> **Aim**
Print the whole listing exactly.

> **Supplied records**
+ + + +
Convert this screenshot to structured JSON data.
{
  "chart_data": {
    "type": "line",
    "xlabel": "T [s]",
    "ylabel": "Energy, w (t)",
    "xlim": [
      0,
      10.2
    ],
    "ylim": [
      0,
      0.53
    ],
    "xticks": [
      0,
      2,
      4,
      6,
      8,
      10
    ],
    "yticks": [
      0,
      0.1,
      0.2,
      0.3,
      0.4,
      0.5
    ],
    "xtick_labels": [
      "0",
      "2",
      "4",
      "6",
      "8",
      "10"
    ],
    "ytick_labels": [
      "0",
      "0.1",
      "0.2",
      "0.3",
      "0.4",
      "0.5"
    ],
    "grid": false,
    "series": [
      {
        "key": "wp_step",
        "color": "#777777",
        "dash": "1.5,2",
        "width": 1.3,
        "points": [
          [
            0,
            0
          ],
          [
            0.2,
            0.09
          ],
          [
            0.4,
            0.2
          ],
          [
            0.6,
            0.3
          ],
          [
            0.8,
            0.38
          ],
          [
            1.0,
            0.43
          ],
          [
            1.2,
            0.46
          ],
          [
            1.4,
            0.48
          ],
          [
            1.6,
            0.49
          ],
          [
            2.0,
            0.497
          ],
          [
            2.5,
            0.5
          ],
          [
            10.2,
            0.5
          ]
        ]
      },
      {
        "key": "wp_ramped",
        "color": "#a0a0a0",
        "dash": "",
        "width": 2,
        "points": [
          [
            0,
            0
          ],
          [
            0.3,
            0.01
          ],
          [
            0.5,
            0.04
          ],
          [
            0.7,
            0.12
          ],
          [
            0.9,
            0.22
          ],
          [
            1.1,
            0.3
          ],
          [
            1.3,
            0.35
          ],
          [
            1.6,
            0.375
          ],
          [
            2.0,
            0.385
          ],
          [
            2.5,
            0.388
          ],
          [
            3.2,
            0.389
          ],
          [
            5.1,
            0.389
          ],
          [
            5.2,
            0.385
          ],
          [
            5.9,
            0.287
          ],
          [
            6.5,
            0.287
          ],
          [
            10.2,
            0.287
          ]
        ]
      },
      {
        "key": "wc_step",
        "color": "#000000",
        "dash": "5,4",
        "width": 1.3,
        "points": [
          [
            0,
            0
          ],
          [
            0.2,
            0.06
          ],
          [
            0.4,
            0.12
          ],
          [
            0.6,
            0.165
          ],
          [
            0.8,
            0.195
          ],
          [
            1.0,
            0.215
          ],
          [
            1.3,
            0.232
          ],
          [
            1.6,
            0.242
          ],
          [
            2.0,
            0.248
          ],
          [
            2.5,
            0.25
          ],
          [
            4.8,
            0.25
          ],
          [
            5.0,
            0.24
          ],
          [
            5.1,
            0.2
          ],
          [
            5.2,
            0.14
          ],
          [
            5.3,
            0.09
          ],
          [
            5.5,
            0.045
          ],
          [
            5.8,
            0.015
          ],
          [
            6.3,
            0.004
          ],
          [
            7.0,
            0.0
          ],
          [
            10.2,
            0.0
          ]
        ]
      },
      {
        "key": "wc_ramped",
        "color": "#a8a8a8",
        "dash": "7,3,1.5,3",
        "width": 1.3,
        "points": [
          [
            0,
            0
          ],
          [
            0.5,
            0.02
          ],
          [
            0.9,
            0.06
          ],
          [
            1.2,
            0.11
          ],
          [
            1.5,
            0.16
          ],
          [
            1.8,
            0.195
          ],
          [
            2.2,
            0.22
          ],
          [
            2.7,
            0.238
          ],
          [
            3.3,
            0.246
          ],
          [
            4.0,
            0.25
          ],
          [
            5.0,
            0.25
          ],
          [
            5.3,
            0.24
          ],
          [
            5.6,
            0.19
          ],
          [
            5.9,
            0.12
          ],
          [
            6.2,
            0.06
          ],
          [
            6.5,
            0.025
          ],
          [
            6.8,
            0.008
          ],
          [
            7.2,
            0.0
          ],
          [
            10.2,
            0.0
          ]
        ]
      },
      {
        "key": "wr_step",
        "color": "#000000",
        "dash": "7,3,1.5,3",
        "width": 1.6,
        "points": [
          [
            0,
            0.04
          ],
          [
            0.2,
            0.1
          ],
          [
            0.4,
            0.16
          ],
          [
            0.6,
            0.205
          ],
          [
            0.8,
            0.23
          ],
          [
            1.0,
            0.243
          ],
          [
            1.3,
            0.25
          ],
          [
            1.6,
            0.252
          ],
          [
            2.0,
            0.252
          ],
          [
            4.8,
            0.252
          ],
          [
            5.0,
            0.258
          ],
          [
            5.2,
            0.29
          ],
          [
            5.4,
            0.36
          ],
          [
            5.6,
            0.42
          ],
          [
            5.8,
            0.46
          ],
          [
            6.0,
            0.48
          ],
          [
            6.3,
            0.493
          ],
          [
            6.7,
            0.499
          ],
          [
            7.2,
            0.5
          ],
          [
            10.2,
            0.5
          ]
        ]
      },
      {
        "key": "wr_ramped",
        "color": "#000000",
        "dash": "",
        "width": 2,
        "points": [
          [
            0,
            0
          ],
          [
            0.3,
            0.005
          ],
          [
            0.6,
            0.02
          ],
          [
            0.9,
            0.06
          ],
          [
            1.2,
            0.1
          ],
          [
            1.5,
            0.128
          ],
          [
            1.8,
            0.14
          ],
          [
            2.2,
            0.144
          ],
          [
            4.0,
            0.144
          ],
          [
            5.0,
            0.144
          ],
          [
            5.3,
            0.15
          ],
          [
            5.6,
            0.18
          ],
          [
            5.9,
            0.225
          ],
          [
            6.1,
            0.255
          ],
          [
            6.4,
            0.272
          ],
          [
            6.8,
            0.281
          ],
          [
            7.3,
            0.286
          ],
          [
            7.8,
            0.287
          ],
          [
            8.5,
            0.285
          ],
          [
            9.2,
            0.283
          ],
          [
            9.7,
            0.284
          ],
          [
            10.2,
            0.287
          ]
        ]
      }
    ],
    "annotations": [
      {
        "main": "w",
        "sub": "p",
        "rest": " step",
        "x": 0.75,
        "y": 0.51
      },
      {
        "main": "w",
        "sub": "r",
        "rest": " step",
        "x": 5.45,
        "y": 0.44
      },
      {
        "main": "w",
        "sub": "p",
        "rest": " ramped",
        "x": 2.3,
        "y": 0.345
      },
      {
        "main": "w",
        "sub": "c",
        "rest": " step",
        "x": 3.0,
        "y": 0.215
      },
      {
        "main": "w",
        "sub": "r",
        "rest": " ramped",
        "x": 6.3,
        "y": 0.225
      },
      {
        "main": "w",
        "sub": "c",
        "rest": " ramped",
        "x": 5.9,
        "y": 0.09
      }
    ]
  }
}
+ + + +
> **Exercise answer**
Convert this screenshot to structured JSON data.
{
  "chart_data": {
    "type": "line",
    "xlabel": "T [s]",
    "ylabel": "Energy, w (t)",
    "xlim": [
      0,
      10.2
    ],
    "ylim": [
      0,
      0.53
    ],
    "xticks": [
      0,
      2,
      4,
      6,
      8,
      10
    ],
    "yticks": [
      0,
      0.1,
      0.2,
      0.3,
      0.4,
      0.5
    ],
    "xtick_labels": [
      "0",
      "2",
      "4",
      "6",
      "8",
      "10"
    ],
    "ytick_labels": [
      "0",
      "0.1",
      "0.2",
      "0.3",
      "0.4",
      "0.5"
    ],
    "grid": false,
    "series": [
      {
        "key": "wp_step",
        "color": "#777777",
        "dash": "1.5,2",
        "width": 1.3,
        "points": [
          [
            0,
            0
          ],
          [
            0.2,
            0.09
          ],
          [
            0.4,
            0.2
          ],
          [
            0.6,
            0.3
          ],
          [
            0.8,
            0.38
          ],
          [
            1.0,
            0.43
          ],
          [
            1.2,
            0.46
          ],
          [
            1.4,
            0.48
          ],
          [
            1.6,
            0.49
          ],
          [
            2.0,
            0.497
          ],
          [
            2.5,
            0.5
          ],
          [
            10.2,
            0.5
          ]
        ]
      },
      {
        "key": "wp_ramped",
        "color": "#a0a0a0",
        "dash": "",
        "width": 2,
        "points": [
          [
            0,
            0
          ],
          [
            0.3,
            0.01
          ],
          [
            0.5,
            0.04
          ],
          [
            0.7,
            0.12
          ],
          [
            0.9,
            0.22
          ],
          [
            1.1,
            0.3
          ],
          [
            1.3,
            0.35
          ],
          [
            1.6,
            0.375
          ],
          [
            2.0,
            0.385
          ],
          [
            2.5,
            0.388
          ],
          [
            3.2,
            0.389
          ],
          [
            5.1,
            0.389
          ],
          [
            5.2,
            0.385
          ],
          [
            5.9,
            0.287
          ],
          [
            6.5,
            0.287
          ],
          [
            10.2,
            0.287
          ]
        ]
      },
      {
        "key": "wc_step",
        "color": "#000000",
        "dash": "5,4",
        "width": 1.3,
        "points": [
          [
            0,
            0
          ],
          [
            0.2,
            0.06
          ],
          [
            0.4,
            0.12
          ],
          [
            0.6,
            0.165
          ],
          [
            0.8,
            0.195
          ],
          [
            1.0,
            0.215
          ],
          [
            1.3,
            0.232
          ],
          [
            1.6,
            0.242
          ],
          [
            2.0,
            0.248
          ],
          [
            2.5,
            0.25
          ],
          [
            4.8,
            0.25
          ],
          [
            5.0,
            0.24
          ],
          [
            5.1,
            0.2
          ],
          [
            5.2,
            0.14
          ],
          [
            5.3,
            0.09
          ],
          [
            5.5,
            0.045
          ],
          [
            5.8,
            0.015
          ],
          [
            6.3,
            0.004
          ],
          [
            7.0,
            0.0
          ],
          [
            10.2,
            0.0
          ]
        ]
      },
      {
        "key": "wc_ramped",
        "color": "#a8a8a8",
        "dash": "7,3,1.5,3",
        "width": 1.3,
        "points": [
          [
            0,
            0
          ],
          [
            0.5,
            0.02
          ],
          [
            0.9,
            0.06
          ],
          [
            1.2,
            0.11
          ],
          [
            1.5,
            0.16
          ],
          [
            1.8,
            0.195
          ],
          [
            2.2,
            0.22
          ],
          [
            2.7,
            0.238
          ],
          [
            3.3,
            0.246
          ],
          [
            4.0,
            0.25
          ],
          [
            5.0,
            0.25
          ],
          [
            5.3,
            0.24
          ],
          [
            5.6,
            0.19
          ],
          [
            5.9,
            0.12
          ],
          [
            6.2,
            0.06
          ],
          [
            6.5,
            0.025
          ],
          [
            6.8,
            0.008
          ],
          [
            7.2,
            0.0
          ],
          [
            10.2,
            0.0
          ]
        ]
      },
      {
        "key": "wr_step",
        "color": "#000000",
        "dash": "7,3,1.5,3",
        "width": 1.6,
        "points": [
          [
            0,
            0.04
          ],
          [
            0.2,
            0.1
          ],
          [
            0.4,
            0.16
          ],
          [
            0.6,
            0.205
          ],
          [
            0.8,
            0.23
          ],
          [
            1.0,
            0.243
          ],
          [
            1.3,
            0.25
          ],
          [
            1.6,
            0.252
          ],
          [
            2.0,
            0.252
          ],
          [
            4.8,
            0.252
          ],
          [
            5.0,
            0.258
          ],
          [
            5.2,
            0.29
          ],
          [
            5.4,
            0.36
          ],
          [
            5.6,
            0.42
          ],
          [
            5.8,
            0.46
          ],
          [
            6.0,
            0.48
          ],
          [
            6.3,
            0.493
          ],
          [
            6.7,
            0.499
          ],
          [
            7.2,
            0.5
          ],
          [
            10.2,
            0.5
          ]
        ]
      },
      {
        "key": "wr_ramped",
        "color": "#000000",
        "dash": "",
        "width": 2,
        "points": [
          [
            0,
            0
          ],
          [
            0.3,
            0.005
          ],
          [
            0.6,
            0.02
          ],
          [
            0.9,
            0.06
          ],
          [
            1.2,
            0.1
          ],
          [
            1.5,
            0.128
          ],
          [
            1.8,
            0.14
          ],
          [
            2.2,
            0.144
          ],
          [
            4.0,
            0.144
          ],
          [
            5.0,
            0.144
          ],
          [
            5.3,
            0.15
          ],
          [
            5.6,
            0.18
          ],
          [
            5.9,
            0.225
          ],
          [
            6.1,
            0.255
          ],
          [
            6.4,
            0.272
          ],
          [
            6.8,
            0.281
          ],
          [
            7.3,
            0.286
          ],
          [
            7.8,
            0.287
          ],
          [
            8.5,
            0.285
          ],
          [
            9.2,
            0.283
          ],
          [
            9.7,
            0.284
          ],
          [
            10.2,
            0.287
          ]
        ]
      }
    ],
    "annotations": [
      {
        "main": "w",
        "sub": "p",
        "rest": " step",
        "x": 0.75,
        "y": 0.51
      },
      {
        "main": "w",
        "sub": "r",
        "rest": " step",
        "x": 5.45,
        "y": 0.44
      },
      {
        "main": "w",
        "sub": "p",
        "rest": " ramped",
        "x": 2.3,
        "y": 0.345
      },
      {
        "main": "w",
        "sub": "c",
        "rest": " step",
        "x": 3.0,
        "y": 0.215
      },
      {
        "main": "w",
        "sub": "r",
        "rest": " ramped",
        "x": 6.3,
        "y": 0.225
      },
      {
        "main": "w",
        "sub": "c",
        "rest": " ramped",
        "x": 5.9,
        "y": 0.09
      }
    ]
  }
}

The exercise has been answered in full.